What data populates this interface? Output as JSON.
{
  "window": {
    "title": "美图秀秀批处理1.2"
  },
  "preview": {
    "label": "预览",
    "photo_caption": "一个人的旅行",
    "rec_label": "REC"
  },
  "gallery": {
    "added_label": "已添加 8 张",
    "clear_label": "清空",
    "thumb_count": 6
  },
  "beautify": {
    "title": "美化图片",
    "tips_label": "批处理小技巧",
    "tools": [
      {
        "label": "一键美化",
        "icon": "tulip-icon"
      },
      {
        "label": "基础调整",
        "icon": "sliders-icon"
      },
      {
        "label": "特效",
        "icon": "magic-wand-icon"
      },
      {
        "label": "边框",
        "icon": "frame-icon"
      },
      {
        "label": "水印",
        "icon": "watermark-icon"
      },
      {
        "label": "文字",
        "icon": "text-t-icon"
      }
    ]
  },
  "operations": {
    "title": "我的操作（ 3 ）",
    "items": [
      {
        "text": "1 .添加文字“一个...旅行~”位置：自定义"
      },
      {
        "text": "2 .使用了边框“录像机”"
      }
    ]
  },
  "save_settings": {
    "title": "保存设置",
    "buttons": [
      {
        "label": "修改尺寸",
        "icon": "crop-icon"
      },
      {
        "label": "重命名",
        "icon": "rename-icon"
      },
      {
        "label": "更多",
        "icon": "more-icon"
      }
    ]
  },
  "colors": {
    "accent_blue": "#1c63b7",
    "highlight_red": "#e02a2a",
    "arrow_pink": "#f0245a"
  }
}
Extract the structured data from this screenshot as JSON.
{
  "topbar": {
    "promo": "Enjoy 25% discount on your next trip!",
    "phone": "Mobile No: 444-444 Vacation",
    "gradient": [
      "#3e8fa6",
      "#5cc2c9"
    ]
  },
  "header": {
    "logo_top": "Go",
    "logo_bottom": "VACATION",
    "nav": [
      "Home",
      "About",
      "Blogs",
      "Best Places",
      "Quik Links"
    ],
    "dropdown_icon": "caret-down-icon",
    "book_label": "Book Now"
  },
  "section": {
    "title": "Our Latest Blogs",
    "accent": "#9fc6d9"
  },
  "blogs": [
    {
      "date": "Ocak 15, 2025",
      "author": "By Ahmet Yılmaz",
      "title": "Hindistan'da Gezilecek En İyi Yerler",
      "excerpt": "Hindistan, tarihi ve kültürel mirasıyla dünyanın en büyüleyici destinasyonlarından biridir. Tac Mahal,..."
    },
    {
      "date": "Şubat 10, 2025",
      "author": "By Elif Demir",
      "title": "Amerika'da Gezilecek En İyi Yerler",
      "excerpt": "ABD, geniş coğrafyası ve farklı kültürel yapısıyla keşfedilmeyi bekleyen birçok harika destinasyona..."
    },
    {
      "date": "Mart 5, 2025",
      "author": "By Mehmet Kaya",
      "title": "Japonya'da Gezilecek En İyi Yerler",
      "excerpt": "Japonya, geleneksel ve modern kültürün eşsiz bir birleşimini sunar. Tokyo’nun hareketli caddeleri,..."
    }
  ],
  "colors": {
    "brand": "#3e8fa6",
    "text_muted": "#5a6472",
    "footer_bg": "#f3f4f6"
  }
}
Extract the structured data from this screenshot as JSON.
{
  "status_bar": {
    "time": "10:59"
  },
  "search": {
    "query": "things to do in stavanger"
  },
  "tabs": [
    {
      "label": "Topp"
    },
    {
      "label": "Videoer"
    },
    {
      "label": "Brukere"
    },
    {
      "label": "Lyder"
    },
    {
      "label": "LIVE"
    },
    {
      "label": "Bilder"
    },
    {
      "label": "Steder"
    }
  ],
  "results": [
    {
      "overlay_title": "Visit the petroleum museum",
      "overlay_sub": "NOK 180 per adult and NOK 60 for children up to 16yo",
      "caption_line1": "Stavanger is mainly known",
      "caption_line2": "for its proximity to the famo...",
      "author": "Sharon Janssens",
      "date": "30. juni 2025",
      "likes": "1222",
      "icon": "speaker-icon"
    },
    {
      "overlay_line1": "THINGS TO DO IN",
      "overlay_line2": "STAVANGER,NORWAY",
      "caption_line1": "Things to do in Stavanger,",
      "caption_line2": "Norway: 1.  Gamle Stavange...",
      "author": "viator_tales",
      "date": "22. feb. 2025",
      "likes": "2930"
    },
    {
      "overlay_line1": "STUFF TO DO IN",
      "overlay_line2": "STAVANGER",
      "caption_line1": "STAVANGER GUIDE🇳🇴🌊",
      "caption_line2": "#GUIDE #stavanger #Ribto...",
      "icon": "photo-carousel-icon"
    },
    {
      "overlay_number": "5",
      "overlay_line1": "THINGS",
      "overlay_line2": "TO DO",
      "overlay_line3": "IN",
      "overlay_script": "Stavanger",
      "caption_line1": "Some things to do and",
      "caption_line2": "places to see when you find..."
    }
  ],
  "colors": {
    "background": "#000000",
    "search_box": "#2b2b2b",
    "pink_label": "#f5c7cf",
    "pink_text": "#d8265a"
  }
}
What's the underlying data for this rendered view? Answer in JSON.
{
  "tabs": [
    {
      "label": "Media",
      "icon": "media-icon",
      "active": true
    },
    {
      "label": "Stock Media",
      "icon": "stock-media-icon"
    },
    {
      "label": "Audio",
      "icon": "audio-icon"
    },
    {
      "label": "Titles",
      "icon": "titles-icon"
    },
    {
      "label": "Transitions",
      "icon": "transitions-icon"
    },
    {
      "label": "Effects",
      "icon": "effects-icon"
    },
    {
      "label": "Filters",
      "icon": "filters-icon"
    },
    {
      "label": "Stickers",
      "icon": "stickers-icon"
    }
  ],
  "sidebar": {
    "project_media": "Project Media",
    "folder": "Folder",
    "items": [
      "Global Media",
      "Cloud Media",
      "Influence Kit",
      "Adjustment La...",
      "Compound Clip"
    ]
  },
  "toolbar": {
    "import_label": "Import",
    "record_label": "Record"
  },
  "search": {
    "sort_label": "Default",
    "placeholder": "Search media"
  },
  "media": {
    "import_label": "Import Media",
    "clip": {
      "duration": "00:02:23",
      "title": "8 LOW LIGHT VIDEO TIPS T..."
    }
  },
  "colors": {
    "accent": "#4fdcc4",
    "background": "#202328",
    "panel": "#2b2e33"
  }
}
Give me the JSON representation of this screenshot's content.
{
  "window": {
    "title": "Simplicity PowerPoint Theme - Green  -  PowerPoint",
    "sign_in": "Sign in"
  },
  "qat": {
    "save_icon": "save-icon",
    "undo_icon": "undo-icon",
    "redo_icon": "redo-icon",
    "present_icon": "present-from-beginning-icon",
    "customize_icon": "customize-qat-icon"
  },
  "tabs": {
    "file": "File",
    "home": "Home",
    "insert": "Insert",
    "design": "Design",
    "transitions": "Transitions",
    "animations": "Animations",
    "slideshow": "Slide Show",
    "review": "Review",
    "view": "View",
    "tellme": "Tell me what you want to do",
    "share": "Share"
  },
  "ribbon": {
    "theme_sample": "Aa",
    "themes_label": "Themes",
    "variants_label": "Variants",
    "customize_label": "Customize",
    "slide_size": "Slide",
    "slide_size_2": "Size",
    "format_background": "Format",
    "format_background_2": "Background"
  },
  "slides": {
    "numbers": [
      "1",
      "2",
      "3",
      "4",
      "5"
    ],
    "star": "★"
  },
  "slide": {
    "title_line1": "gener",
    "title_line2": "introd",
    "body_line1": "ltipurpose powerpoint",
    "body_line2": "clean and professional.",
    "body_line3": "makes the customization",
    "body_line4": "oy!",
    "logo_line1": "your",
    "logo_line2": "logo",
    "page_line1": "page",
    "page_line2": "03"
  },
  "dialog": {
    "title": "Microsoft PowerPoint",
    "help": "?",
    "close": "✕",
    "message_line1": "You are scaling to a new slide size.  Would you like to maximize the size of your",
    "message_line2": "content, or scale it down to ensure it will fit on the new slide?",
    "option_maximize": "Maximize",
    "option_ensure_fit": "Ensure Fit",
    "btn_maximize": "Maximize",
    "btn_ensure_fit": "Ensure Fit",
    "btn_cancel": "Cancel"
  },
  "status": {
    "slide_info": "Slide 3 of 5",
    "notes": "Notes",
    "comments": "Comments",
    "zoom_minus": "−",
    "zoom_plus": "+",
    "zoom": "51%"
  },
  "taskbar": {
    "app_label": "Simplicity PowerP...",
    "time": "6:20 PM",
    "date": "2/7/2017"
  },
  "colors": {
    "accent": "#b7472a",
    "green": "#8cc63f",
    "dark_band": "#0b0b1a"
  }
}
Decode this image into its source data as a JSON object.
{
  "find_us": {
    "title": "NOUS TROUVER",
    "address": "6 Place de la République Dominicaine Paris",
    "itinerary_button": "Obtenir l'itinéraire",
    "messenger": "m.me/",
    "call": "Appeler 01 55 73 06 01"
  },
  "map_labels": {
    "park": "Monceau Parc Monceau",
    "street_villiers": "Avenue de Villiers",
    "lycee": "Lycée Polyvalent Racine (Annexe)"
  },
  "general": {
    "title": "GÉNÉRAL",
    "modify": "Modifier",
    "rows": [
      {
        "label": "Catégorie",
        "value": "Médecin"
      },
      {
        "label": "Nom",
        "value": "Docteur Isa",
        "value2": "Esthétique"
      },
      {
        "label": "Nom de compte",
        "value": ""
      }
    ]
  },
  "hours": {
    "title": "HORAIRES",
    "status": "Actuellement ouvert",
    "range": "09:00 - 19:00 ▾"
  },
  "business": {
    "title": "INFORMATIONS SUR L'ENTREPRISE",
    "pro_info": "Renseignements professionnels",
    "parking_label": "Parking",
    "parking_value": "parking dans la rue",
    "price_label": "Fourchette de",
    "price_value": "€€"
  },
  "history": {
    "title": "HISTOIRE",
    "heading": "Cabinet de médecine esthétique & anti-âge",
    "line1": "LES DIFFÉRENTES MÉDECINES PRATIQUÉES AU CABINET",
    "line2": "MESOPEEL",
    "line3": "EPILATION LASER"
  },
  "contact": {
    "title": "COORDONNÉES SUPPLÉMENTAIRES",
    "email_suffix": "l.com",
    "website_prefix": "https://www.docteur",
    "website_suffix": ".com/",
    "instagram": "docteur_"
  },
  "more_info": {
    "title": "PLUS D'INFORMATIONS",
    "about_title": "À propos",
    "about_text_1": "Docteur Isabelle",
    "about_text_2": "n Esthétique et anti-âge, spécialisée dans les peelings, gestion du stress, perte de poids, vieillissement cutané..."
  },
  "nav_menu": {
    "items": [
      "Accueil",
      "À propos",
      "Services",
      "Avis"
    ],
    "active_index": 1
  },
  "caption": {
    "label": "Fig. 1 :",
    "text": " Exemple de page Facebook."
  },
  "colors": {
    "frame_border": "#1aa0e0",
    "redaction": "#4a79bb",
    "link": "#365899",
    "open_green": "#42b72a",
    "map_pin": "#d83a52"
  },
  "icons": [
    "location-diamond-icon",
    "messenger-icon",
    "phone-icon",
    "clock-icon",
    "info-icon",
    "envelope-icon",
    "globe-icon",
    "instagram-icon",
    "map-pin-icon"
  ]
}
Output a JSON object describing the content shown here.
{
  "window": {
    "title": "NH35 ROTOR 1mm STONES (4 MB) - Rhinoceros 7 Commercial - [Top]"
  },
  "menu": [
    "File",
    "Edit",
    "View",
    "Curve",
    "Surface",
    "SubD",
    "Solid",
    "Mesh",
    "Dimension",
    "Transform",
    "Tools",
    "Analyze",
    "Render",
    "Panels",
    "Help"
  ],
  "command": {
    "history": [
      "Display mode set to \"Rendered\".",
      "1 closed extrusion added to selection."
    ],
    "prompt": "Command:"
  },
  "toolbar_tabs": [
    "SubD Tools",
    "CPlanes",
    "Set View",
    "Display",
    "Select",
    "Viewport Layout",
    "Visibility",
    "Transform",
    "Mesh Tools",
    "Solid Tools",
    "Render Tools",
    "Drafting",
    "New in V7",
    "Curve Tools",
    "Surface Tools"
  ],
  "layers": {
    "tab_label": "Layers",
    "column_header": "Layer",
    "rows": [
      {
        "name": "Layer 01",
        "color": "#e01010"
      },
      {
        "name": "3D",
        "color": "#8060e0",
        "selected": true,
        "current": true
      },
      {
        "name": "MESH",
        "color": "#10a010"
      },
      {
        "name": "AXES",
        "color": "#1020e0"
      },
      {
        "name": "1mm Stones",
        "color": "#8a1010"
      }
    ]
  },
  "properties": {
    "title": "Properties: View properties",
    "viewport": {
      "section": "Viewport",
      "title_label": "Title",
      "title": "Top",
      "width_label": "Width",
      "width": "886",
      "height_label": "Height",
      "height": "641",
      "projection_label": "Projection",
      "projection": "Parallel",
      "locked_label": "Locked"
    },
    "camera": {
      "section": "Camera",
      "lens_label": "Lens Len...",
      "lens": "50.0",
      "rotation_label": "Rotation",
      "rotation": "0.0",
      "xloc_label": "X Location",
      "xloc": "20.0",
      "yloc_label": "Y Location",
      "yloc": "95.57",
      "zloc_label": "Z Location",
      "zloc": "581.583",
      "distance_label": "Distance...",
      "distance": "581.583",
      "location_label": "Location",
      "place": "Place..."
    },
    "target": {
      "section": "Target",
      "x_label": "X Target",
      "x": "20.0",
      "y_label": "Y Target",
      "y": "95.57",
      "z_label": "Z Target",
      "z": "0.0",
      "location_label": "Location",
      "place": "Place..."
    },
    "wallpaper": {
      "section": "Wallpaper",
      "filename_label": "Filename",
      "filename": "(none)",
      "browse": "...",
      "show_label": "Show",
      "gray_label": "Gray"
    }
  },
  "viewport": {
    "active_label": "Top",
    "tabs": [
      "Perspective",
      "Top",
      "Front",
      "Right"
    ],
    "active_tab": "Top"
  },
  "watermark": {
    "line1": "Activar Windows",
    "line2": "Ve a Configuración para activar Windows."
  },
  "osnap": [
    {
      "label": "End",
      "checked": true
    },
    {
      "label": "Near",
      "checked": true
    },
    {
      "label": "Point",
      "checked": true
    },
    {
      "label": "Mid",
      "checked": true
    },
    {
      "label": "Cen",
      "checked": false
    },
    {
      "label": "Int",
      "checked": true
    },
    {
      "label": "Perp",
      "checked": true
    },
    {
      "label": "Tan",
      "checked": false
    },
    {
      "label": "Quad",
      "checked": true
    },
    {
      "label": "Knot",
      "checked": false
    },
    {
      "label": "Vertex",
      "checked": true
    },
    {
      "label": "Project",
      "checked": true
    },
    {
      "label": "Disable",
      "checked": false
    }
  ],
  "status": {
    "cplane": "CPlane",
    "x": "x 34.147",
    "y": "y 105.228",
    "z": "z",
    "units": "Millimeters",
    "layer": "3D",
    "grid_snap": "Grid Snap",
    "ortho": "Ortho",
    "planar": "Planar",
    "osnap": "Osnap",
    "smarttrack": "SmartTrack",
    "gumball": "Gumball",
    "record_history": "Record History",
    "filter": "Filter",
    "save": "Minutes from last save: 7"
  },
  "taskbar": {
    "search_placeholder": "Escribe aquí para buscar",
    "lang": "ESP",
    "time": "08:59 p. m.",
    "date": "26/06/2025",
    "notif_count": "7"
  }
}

— Set task —
Extract every line above that contains the word "properties".

— Written solution —
  "properties": {
    "title": "Properties: View properties",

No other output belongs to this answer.